» **Task**:
Filter the entries and keep only the lines where the string "random" appears.

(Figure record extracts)
......

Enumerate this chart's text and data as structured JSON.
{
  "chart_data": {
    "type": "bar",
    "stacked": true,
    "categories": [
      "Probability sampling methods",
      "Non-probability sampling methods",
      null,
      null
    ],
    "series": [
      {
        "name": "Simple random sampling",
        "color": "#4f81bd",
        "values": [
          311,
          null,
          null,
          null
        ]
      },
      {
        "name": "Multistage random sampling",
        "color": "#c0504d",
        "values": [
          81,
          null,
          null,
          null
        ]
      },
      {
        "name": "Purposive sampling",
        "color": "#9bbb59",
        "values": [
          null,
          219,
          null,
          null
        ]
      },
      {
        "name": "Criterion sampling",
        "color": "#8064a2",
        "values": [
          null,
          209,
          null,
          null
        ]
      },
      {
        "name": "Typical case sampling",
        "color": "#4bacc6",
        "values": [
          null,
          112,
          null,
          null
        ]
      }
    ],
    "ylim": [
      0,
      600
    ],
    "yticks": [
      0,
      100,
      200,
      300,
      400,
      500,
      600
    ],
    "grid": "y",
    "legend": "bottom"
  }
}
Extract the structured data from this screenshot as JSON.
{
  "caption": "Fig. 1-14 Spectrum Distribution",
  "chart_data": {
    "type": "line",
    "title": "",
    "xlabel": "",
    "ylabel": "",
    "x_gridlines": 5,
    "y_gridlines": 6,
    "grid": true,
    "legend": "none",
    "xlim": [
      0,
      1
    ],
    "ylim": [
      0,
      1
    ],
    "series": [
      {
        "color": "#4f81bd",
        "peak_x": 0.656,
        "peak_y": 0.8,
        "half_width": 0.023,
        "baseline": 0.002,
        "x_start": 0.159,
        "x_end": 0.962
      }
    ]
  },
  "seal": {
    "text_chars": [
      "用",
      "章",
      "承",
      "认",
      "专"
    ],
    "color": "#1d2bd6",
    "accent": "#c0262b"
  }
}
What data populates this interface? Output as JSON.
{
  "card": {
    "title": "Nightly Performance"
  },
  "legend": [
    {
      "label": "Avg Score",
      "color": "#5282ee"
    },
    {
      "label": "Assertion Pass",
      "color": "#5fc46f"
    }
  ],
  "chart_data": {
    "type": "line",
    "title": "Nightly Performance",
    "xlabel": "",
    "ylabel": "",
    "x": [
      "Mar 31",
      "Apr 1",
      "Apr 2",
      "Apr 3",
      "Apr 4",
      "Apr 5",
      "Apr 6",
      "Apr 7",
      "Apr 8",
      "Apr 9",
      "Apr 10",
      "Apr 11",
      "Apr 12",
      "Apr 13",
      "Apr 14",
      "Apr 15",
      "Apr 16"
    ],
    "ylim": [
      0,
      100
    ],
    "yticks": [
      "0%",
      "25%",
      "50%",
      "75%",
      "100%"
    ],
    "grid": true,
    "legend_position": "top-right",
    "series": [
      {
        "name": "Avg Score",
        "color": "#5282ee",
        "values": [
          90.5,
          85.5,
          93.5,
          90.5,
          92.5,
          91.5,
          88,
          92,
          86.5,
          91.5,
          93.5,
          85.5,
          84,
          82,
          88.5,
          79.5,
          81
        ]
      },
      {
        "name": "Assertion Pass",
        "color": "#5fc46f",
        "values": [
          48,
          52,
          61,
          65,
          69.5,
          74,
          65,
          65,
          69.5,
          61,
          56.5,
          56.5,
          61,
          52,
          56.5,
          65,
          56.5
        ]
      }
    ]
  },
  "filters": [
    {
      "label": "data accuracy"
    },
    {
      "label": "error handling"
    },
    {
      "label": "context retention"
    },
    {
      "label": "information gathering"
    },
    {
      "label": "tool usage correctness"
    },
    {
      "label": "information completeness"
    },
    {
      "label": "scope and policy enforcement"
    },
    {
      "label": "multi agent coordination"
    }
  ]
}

......

» **Task response**:
        "name": "Simple random sampling",
        "name": "Multistage random sampling",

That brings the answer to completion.